SOURCE DATA: Begin
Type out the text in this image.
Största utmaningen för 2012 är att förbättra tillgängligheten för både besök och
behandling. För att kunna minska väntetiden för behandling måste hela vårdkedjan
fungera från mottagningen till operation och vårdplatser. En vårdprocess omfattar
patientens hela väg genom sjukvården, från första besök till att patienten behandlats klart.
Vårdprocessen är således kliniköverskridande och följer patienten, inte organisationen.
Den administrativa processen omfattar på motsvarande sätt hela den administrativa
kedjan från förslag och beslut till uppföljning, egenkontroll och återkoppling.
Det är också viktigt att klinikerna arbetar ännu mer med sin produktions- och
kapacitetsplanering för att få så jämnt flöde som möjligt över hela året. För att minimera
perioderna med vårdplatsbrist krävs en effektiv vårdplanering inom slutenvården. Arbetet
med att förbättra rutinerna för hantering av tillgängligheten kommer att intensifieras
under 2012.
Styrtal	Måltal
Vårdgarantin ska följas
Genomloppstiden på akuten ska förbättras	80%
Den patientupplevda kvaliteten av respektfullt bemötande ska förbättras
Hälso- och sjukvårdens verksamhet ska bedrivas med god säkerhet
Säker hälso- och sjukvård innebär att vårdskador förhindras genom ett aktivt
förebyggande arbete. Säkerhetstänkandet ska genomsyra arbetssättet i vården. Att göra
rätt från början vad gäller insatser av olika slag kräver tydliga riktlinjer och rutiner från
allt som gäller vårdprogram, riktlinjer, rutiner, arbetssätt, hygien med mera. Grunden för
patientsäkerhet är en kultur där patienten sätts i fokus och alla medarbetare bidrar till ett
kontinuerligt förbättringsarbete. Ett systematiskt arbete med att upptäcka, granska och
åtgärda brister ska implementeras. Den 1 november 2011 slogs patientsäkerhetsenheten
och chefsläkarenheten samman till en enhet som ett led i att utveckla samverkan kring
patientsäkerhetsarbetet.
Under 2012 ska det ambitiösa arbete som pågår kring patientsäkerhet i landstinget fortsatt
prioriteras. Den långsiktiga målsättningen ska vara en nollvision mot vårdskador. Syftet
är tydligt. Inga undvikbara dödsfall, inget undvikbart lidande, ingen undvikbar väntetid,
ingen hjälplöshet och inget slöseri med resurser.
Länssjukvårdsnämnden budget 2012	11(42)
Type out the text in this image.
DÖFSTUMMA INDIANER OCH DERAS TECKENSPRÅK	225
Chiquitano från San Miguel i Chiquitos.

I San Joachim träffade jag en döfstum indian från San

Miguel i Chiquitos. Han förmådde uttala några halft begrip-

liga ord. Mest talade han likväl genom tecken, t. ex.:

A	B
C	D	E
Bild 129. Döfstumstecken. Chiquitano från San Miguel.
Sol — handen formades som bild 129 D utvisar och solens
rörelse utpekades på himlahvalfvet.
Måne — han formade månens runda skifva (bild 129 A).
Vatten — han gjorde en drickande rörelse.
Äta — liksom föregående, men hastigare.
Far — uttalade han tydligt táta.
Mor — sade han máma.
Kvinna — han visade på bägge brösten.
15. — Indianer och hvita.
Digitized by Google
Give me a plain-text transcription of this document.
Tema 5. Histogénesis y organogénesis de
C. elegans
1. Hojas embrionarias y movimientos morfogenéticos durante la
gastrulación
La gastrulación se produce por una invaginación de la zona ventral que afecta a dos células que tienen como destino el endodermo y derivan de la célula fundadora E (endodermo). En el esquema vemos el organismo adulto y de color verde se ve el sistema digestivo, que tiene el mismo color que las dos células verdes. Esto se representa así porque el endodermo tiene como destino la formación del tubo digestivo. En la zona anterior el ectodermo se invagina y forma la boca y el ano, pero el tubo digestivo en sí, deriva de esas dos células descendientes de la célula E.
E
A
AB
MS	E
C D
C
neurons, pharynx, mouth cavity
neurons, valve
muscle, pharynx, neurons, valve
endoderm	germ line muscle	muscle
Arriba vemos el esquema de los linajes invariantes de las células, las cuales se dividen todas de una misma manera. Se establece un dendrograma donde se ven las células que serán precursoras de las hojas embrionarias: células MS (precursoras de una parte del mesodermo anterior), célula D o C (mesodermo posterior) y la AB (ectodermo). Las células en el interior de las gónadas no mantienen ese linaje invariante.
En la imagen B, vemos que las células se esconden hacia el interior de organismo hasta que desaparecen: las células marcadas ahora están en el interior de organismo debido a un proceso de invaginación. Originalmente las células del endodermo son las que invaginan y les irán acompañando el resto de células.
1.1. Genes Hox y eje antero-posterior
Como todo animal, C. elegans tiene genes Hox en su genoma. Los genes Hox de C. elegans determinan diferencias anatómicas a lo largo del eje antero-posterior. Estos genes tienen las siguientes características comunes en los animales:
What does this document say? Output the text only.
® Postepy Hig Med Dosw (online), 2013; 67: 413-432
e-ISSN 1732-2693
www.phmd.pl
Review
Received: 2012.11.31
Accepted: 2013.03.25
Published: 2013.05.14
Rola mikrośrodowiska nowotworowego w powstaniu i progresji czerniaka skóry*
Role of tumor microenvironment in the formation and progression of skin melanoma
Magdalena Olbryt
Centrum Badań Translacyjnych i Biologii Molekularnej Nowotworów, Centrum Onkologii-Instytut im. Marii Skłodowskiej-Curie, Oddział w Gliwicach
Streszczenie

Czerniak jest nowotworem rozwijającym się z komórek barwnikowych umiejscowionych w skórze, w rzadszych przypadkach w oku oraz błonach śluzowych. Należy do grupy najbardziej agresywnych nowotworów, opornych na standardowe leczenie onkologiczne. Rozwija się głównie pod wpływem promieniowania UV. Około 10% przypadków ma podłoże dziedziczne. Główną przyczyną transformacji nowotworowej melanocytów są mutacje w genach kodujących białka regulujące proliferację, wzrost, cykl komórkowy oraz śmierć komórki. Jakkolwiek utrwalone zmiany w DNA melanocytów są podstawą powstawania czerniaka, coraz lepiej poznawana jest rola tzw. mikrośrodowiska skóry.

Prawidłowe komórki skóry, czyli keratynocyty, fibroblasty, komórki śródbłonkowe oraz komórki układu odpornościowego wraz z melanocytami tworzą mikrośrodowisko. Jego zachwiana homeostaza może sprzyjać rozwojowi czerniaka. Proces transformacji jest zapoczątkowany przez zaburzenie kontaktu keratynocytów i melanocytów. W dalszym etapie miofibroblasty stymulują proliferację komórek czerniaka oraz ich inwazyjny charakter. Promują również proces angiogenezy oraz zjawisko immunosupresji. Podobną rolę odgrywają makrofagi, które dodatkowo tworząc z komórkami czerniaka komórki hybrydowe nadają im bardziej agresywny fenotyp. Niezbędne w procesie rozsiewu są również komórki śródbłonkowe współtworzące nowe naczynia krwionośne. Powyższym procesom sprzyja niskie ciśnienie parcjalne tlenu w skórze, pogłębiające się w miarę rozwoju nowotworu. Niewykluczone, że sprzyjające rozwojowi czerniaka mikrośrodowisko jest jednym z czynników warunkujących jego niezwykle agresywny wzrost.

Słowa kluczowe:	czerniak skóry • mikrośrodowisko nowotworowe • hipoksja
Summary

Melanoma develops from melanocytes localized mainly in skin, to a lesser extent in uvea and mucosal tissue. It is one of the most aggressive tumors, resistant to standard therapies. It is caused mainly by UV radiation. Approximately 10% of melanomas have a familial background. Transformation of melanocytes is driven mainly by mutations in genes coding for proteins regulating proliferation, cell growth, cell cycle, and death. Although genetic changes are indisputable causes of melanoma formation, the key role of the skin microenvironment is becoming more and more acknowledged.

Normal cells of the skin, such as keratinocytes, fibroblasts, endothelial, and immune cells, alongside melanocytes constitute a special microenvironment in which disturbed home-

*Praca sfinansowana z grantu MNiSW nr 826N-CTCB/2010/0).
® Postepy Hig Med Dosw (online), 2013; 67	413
SOURCE DATA: End
--- DESCRIPTION OF THE TASK ---
Using the material above, please reproduce each line exactly.

--- YOUR RESPONSE ---
Type out the text in this image.
Största utmaningen för 2012 är att förbättra tillgängligheten för både besök och
behandling. För att kunna minska väntetiden för behandling måste hela vårdkedjan
fungera från mottagningen till operation och vårdplatser. En vårdprocess omfattar
patientens hela väg genom sjukvården, från första besök till att patienten behandlats klart.
Vårdprocessen är således kliniköverskridande och följer patienten, inte organisationen.
Den administrativa processen omfattar på motsvarande sätt hela den administrativa
kedjan från förslag och beslut till uppföljning, egenkontroll och återkoppling.
Det är också viktigt att klinikerna arbetar ännu mer med sin produktions- och
kapacitetsplanering för att få så jämnt flöde som möjligt över hela året. För att minimera
perioderna med vårdplatsbrist krävs en effektiv vårdplanering inom slutenvården. Arbetet
med att förbättra rutinerna för hantering av tillgängligheten kommer att intensifieras
under 2012.
Styrtal	Måltal
Vårdgarantin ska följas
Genomloppstiden på akuten ska förbättras	80%
Den patientupplevda kvaliteten av respektfullt bemötande ska förbättras
Hälso- och sjukvårdens verksamhet ska bedrivas med god säkerhet
Säker hälso- och sjukvård innebär att vårdskador förhindras genom ett aktivt
förebyggande arbete. Säkerhetstänkandet ska genomsyra arbetssättet i vården. Att göra
rätt från början vad gäller insatser av olika slag kräver tydliga riktlinjer och rutiner från
allt som gäller vårdprogram, riktlinjer, rutiner, arbetssätt, hygien med mera. Grunden för
patientsäkerhet är en kultur där patienten sätts i fokus och alla medarbetare bidrar till ett
kontinuerligt förbättringsarbete. Ett systematiskt arbete med att upptäcka, granska och
åtgärda brister ska implementeras. Den 1 november 2011 slogs patientsäkerhetsenheten
och chefsläkarenheten samman till en enhet som ett led i att utveckla samverkan kring
patientsäkerhetsarbetet.
Under 2012 ska det ambitiösa arbete som pågår kring patientsäkerhet i landstinget fortsatt
prioriteras. Den långsiktiga målsättningen ska vara en nollvision mot vårdskador. Syftet
är tydligt. Inga undvikbara dödsfall, inget undvikbart lidande, ingen undvikbar väntetid,
ingen hjälplöshet och inget slöseri med resurser.
Länssjukvårdsnämnden budget 2012	11(42)
Type out the text in this image.
DÖFSTUMMA INDIANER OCH DERAS TECKENSPRÅK	225
Chiquitano från San Miguel i Chiquitos.

I San Joachim träffade jag en döfstum indian från San

Miguel i Chiquitos. Han förmådde uttala några halft begrip-

liga ord. Mest talade han likväl genom tecken, t. ex.:

A	B
C	D	E
Bild 129. Döfstumstecken. Chiquitano från San Miguel.
Sol — handen formades som bild 129 D utvisar och solens
rörelse utpekades på himlahvalfvet.
Måne — han formade månens runda skifva (bild 129 A).
Vatten — han gjorde en drickande rörelse.
Äta — liksom föregående, men hastigare.
Far — uttalade han tydligt táta.
Mor — sade han máma.
Kvinna — han visade på bägge brösten.
15. — Indianer och hvita.
Digitized by Google
Give me a plain-text transcription of this document.
Tema 5. Histogénesis y organogénesis de
C. elegans
1. Hojas embrionarias y movimientos morfogenéticos durante la
gastrulación
La gastrulación se produce por una invaginación de la zona ventral que afecta a dos células que tienen como destino el endodermo y derivan de la célula fundadora E (endodermo). En el esquema vemos el organismo adulto y de color verde se ve el sistema digestivo, que tiene el mismo color que las dos células verdes. Esto se representa así porque el endodermo tiene como destino la formación del tubo digestivo. En la zona anterior el ectodermo se invagina y forma la boca y el ano, pero el tubo digestivo en sí, deriva de esas dos células descendientes de la célula E.
E
A
AB
MS	E
C D
C
neurons, pharynx, mouth cavity
neurons, valve
muscle, pharynx, neurons, valve
endoderm	germ line muscle	muscle
Arriba vemos el esquema de los linajes invariantes de las células, las cuales se dividen todas de una misma manera. Se establece un dendrograma donde se ven las células que serán precursoras de las hojas embrionarias: células MS (precursoras de una parte del mesodermo anterior), célula D o C (mesodermo posterior) y la AB (ectodermo). Las células en el interior de las gónadas no mantienen ese linaje invariante.
En la imagen B, vemos que las células se esconden hacia el interior de organismo hasta que desaparecen: las células marcadas ahora están en el interior de organismo debido a un proceso de invaginación. Originalmente las células del endodermo son las que invaginan y les irán acompañando el resto de células.
1.1. Genes Hox y eje antero-posterior
Como todo animal, C. elegans tiene genes Hox en su genoma. Los genes Hox de C. elegans determinan diferencias anatómicas a lo largo del eje antero-posterior. Estos genes tienen las siguientes características comunes en los animales:
What does this document say? Output the text only.
® Postepy Hig Med Dosw (online), 2013; 67: 413-432
e-ISSN 1732-2693
www.phmd.pl
Review
Received: 2012.11.31
Accepted: 2013.03.25
Published: 2013.05.14
Rola mikrośrodowiska nowotworowego w powstaniu i progresji czerniaka skóry*
Role of tumor microenvironment in the formation and progression of skin melanoma
Magdalena Olbryt
Centrum Badań Translacyjnych i Biologii Molekularnej Nowotworów, Centrum Onkologii-Instytut im. Marii Skłodowskiej-Curie, Oddział w Gliwicach
Streszczenie

Czerniak jest nowotworem rozwijającym się z komórek barwnikowych umiejscowionych w skórze, w rzadszych przypadkach w oku oraz błonach śluzowych. Należy do grupy najbardziej agresywnych nowotworów, opornych na standardowe leczenie onkologiczne. Rozwija się głównie pod wpływem promieniowania UV. Około 10% przypadków ma podłoże dziedziczne. Główną przyczyną transformacji nowotworowej melanocytów są mutacje w genach kodujących białka regulujące proliferację, wzrost, cykl komórkowy oraz śmierć komórki. Jakkolwiek utrwalone zmiany w DNA melanocytów są podstawą powstawania czerniaka, coraz lepiej poznawana jest rola tzw. mikrośrodowiska skóry.

Prawidłowe komórki skóry, czyli keratynocyty, fibroblasty, komórki śródbłonkowe oraz komórki układu odpornościowego wraz z melanocytami tworzą mikrośrodowisko. Jego zachwiana homeostaza może sprzyjać rozwojowi czerniaka. Proces transformacji jest zapoczątkowany przez zaburzenie kontaktu keratynocytów i melanocytów. W dalszym etapie miofibroblasty stymulują proliferację komórek czerniaka oraz ich inwazyjny charakter. Promują również proces angiogenezy oraz zjawisko immunosupresji. Podobną rolę odgrywają makrofagi, które dodatkowo tworząc z komórkami czerniaka komórki hybrydowe nadają im bardziej agresywny fenotyp. Niezbędne w procesie rozsiewu są również komórki śródbłonkowe współtworzące nowe naczynia krwionośne. Powyższym procesom sprzyja niskie ciśnienie parcjalne tlenu w skórze, pogłębiające się w miarę rozwoju nowotworu. Niewykluczone, że sprzyjające rozwojowi czerniaka mikrośrodowisko jest jednym z czynników warunkujących jego niezwykle agresywny wzrost.

Słowa kluczowe:	czerniak skóry • mikrośrodowisko nowotworowe • hipoksja
Summary

Melanoma develops from melanocytes localized mainly in skin, to a lesser extent in uvea and mucosal tissue. It is one of the most aggressive tumors, resistant to standard therapies. It is caused mainly by UV radiation. Approximately 10% of melanomas have a familial background. Transformation of melanocytes is driven mainly by mutations in genes coding for proteins regulating proliferation, cell growth, cell cycle, and death. Although genetic changes are indisputable causes of melanoma formation, the key role of the skin microenvironment is becoming more and more acknowledged.

Normal cells of the skin, such as keratinocytes, fibroblasts, endothelial, and immune cells, alongside melanocytes constitute a special microenvironment in which disturbed home-

*Praca sfinansowana z grantu MNiSW nr 826N-CTCB/2010/0).
® Postepy Hig Med Dosw (online), 2013; 67	413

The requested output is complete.